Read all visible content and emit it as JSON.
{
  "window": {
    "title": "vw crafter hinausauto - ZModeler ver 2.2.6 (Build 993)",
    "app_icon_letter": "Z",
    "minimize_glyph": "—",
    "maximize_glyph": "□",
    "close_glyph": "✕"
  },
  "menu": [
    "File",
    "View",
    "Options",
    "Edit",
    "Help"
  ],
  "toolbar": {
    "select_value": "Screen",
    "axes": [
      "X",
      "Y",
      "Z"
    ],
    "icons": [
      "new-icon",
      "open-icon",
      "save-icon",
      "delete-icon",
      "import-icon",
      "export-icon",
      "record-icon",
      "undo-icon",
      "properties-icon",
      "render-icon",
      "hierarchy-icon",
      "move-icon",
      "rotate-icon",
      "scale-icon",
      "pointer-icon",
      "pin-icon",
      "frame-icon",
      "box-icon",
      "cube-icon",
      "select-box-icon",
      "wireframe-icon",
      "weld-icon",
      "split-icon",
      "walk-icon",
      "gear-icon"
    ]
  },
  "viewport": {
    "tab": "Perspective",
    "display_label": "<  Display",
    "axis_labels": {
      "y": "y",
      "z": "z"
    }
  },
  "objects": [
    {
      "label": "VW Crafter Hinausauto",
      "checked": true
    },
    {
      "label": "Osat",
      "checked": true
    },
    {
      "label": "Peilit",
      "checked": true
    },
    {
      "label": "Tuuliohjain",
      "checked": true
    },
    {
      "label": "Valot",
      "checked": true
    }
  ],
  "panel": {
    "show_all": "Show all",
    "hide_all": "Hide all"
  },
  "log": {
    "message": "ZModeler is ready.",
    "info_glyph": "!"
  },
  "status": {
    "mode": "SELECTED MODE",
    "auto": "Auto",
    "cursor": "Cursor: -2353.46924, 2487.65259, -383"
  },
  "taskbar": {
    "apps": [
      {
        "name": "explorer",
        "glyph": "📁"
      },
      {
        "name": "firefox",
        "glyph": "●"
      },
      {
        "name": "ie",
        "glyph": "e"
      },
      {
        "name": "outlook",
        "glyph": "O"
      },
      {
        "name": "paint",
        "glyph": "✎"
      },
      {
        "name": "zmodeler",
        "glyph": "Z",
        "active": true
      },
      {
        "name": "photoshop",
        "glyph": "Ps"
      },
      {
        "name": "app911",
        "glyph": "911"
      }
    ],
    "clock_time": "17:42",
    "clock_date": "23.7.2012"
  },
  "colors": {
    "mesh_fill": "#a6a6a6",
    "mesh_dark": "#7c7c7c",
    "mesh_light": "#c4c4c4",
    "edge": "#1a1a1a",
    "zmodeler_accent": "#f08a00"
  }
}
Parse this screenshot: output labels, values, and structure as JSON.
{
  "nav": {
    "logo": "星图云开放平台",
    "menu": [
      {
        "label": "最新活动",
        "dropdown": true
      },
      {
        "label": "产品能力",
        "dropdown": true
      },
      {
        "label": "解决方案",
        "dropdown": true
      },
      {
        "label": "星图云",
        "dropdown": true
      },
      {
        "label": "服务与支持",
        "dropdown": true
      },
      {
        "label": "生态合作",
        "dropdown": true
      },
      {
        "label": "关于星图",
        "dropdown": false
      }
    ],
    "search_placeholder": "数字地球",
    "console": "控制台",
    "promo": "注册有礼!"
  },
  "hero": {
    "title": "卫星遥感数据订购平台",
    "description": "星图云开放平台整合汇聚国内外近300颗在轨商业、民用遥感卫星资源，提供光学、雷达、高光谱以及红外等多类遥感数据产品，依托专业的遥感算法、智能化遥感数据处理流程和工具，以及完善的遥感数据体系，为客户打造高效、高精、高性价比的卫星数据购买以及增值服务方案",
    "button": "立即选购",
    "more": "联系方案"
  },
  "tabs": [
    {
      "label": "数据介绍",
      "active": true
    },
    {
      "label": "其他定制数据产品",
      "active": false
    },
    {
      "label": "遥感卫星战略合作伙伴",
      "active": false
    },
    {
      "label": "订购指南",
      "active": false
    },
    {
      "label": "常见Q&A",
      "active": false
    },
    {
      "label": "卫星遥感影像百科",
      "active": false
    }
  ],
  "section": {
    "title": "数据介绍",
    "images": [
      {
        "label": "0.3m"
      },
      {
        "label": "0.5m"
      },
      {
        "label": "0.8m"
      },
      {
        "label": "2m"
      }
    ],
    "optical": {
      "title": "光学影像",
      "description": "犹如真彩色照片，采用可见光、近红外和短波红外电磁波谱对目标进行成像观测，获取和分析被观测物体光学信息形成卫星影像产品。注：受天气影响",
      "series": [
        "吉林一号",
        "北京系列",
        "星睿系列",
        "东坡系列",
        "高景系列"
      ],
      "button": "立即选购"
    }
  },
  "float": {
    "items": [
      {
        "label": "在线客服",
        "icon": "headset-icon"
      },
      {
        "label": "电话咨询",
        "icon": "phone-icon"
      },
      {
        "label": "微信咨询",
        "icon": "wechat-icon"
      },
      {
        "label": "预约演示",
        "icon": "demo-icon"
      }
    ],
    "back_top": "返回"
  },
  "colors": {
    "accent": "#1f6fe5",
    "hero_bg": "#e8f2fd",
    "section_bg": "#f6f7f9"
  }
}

## WHAT IS EXPECTED
Repeat each record exactly, leaving nothing out.

## RESULT OF THE TASK
Read all visible content and emit it as JSON.
{
  "window": {
    "title": "vw crafter hinausauto - ZModeler ver 2.2.6 (Build 993)",
    "app_icon_letter": "Z",
    "minimize_glyph": "—",
    "maximize_glyph": "□",
    "close_glyph": "✕"
  },
  "menu": [
    "File",
    "View",
    "Options",
    "Edit",
    "Help"
  ],
  "toolbar": {
    "select_value": "Screen",
    "axes": [
      "X",
      "Y",
      "Z"
    ],
    "icons": [
      "new-icon",
      "open-icon",
      "save-icon",
      "delete-icon",
      "import-icon",
      "export-icon",
      "record-icon",
      "undo-icon",
      "properties-icon",
      "render-icon",
      "hierarchy-icon",
      "move-icon",
      "rotate-icon",
      "scale-icon",
      "pointer-icon",
      "pin-icon",
      "frame-icon",
      "box-icon",
      "cube-icon",
      "select-box-icon",
      "wireframe-icon",
      "weld-icon",
      "split-icon",
      "walk-icon",
      "gear-icon"
    ]
  },
  "viewport": {
    "tab": "Perspective",
    "display_label": "<  Display",
    "axis_labels": {
      "y": "y",
      "z": "z"
    }
  },
  "objects": [
    {
      "label": "VW Crafter Hinausauto",
      "checked": true
    },
    {
      "label": "Osat",
      "checked": true
    },
    {
      "label": "Peilit",
      "checked": true
    },
    {
      "label": "Tuuliohjain",
      "checked": true
    },
    {
      "label": "Valot",
      "checked": true
    }
  ],
  "panel": {
    "show_all": "Show all",
    "hide_all": "Hide all"
  },
  "log": {
    "message": "ZModeler is ready.",
    "info_glyph": "!"
  },
  "status": {
    "mode": "SELECTED MODE",
    "auto": "Auto",
    "cursor": "Cursor: -2353.46924, 2487.65259, -383"
  },
  "taskbar": {
    "apps": [
      {
        "name": "explorer",
        "glyph": "📁"
      },
      {
        "name": "firefox",
        "glyph": "●"
      },
      {
        "name": "ie",
        "glyph": "e"
      },
      {
        "name": "outlook",
        "glyph": "O"
      },
      {
        "name": "paint",
        "glyph": "✎"
      },
      {
        "name": "zmodeler",
        "glyph": "Z",
        "active": true
      },
      {
        "name": "photoshop",
        "glyph": "Ps"
      },
      {
        "name": "app911",
        "glyph": "911"
      }
    ],
    "clock_time": "17:42",
    "clock_date": "23.7.2012"
  },
  "colors": {
    "mesh_fill": "#a6a6a6",
    "mesh_dark": "#7c7c7c",
    "mesh_light": "#c4c4c4",
    "edge": "#1a1a1a",
    "zmodeler_accent": "#f08a00"
  }
}
Parse this screenshot: output labels, values, and structure as JSON.
{
  "nav": {
    "logo": "星图云开放平台",
    "menu": [
      {
        "label": "最新活动",
        "dropdown": true
      },
      {
        "label": "产品能力",
        "dropdown": true
      },
      {
        "label": "解决方案",
        "dropdown": true
      },
      {
        "label": "星图云",
        "dropdown": true
      },
      {
        "label": "服务与支持",
        "dropdown": true
      },
      {
        "label": "生态合作",
        "dropdown": true
      },
      {
        "label": "关于星图",
        "dropdown": false
      }
    ],
    "search_placeholder": "数字地球",
    "console": "控制台",
    "promo": "注册有礼!"
  },
  "hero": {
    "title": "卫星遥感数据订购平台",
    "description": "星图云开放平台整合汇聚国内外近300颗在轨商业、民用遥感卫星资源，提供光学、雷达、高光谱以及红外等多类遥感数据产品，依托专业的遥感算法、智能化遥感数据处理流程和工具，以及完善的遥感数据体系，为客户打造高效、高精、高性价比的卫星数据购买以及增值服务方案",
    "button": "立即选购",
    "more": "联系方案"
  },
  "tabs": [
    {
      "label": "数据介绍",
      "active": true
    },
    {
      "label": "其他定制数据产品",
      "active": false
    },
    {
      "label": "遥感卫星战略合作伙伴",
      "active": false
    },
    {
      "label": "订购指南",
      "active": false
    },
    {
      "label": "常见Q&A",
      "active": false
    },
    {
      "label": "卫星遥感影像百科",
      "active": false
    }
  ],
  "section": {
    "title": "数据介绍",
    "images": [
      {
        "label": "0.3m"
      },
      {
        "label": "0.5m"
      },
      {
        "label": "0.8m"
      },
      {
        "label": "2m"
      }
    ],
    "optical": {
      "title": "光学影像",
      "description": "犹如真彩色照片，采用可见光、近红外和短波红外电磁波谱对目标进行成像观测，获取和分析被观测物体光学信息形成卫星影像产品。注：受天气影响",
      "series": [
        "吉林一号",
        "北京系列",
        "星睿系列",
        "东坡系列",
        "高景系列"
      ],
      "button": "立即选购"
    }
  },
  "float": {
    "items": [
      {
        "label": "在线客服",
        "icon": "headset-icon"
      },
      {
        "label": "电话咨询",
        "icon": "phone-icon"
      },
      {
        "label": "微信咨询",
        "icon": "wechat-icon"
      },
      {
        "label": "预约演示",
        "icon": "demo-icon"
      }
    ],
    "back_top": "返回"
  },
  "colors": {
    "accent": "#1f6fe5",
    "hero_bg": "#e8f2fd",
    "section_bg": "#f6f7f9"
  }
}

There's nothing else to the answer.